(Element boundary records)
>>>>

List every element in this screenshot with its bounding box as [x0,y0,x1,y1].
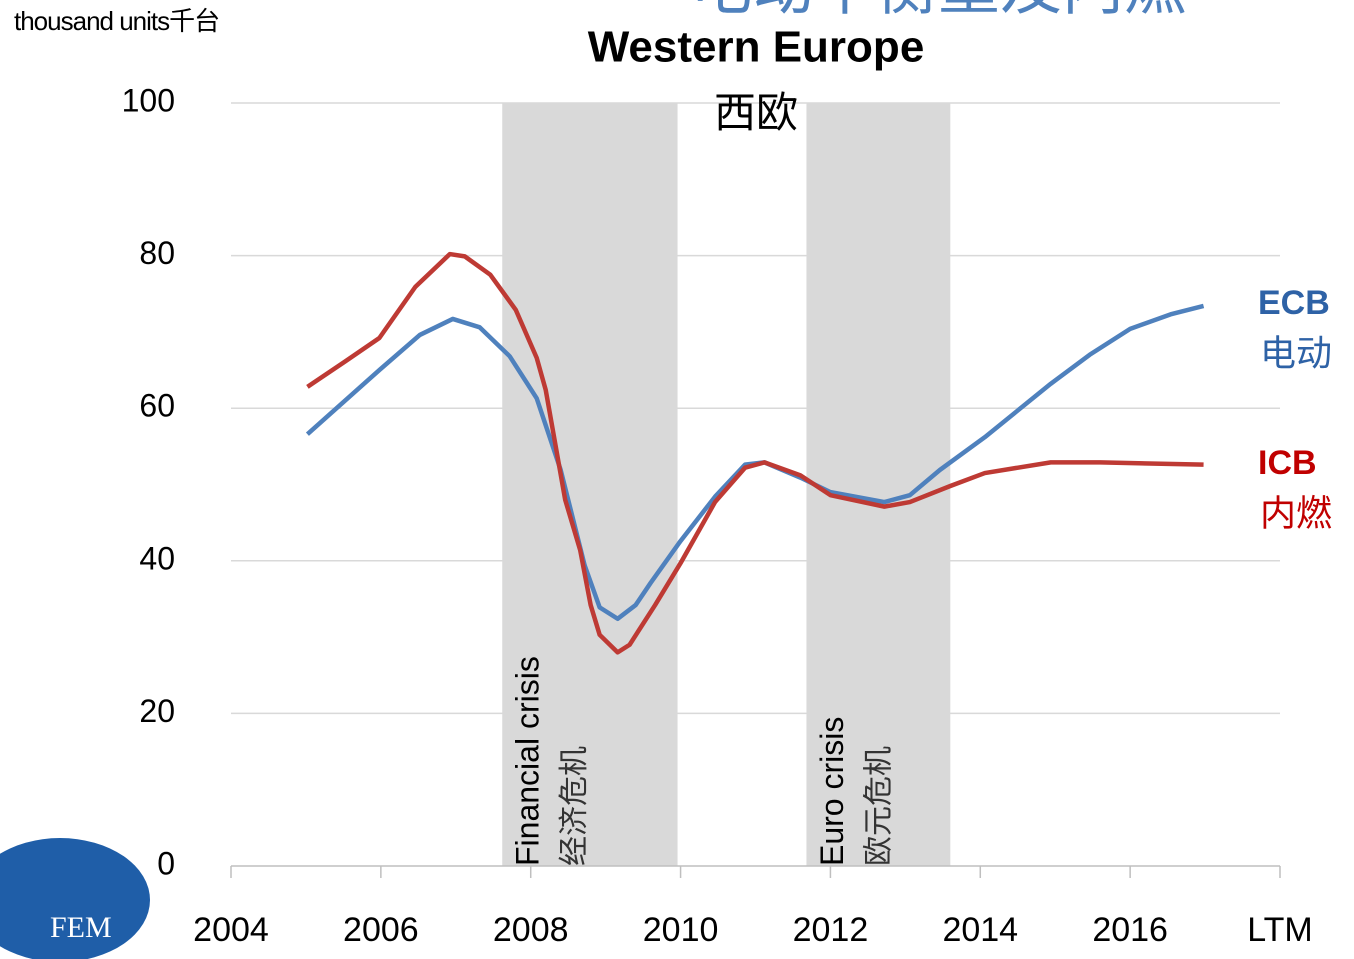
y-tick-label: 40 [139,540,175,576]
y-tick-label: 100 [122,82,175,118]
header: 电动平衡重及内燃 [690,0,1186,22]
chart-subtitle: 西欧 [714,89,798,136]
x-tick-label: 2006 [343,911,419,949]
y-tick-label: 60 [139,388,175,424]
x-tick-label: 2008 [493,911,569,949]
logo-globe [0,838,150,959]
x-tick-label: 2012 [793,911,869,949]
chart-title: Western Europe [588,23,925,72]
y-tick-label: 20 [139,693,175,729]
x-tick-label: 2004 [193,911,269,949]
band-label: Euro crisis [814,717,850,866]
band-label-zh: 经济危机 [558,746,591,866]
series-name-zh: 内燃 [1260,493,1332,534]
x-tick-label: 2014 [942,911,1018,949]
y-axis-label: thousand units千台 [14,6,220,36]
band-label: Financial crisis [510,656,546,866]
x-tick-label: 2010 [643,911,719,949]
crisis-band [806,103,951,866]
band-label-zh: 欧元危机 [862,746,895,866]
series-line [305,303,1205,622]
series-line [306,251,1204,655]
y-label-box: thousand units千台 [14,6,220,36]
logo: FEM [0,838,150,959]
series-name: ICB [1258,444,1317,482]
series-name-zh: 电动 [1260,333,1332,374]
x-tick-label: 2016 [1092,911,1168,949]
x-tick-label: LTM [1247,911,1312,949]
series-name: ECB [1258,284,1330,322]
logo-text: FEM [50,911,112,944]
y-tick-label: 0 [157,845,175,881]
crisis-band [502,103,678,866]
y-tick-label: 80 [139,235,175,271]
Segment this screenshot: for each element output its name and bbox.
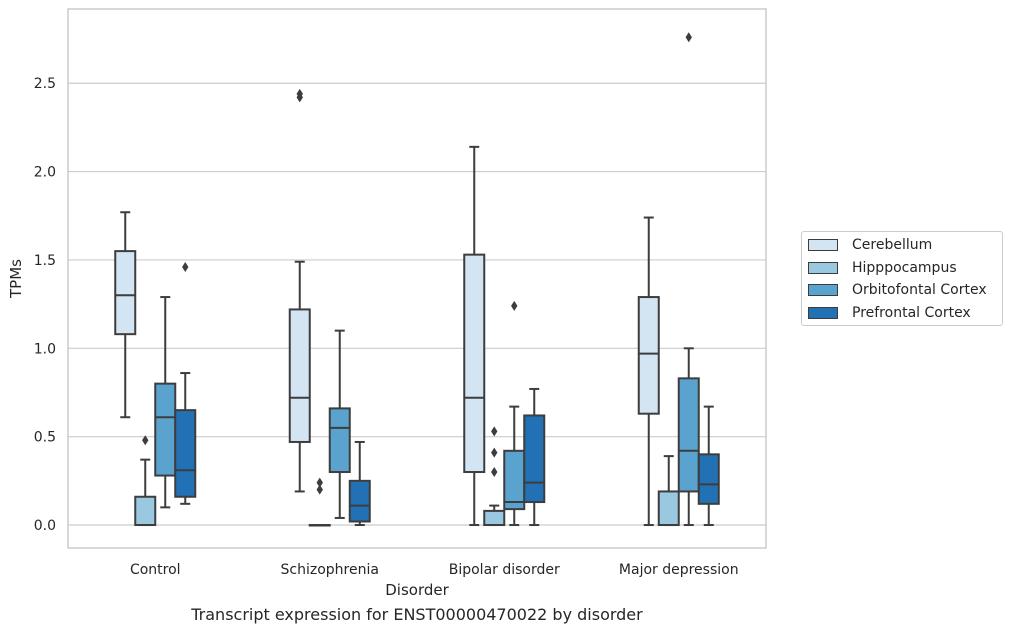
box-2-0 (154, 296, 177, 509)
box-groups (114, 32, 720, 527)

<<<<

THE PROBLEM
How many lines of the data contain the string "series"? Reply with the number alone.

THE RESPONSE
6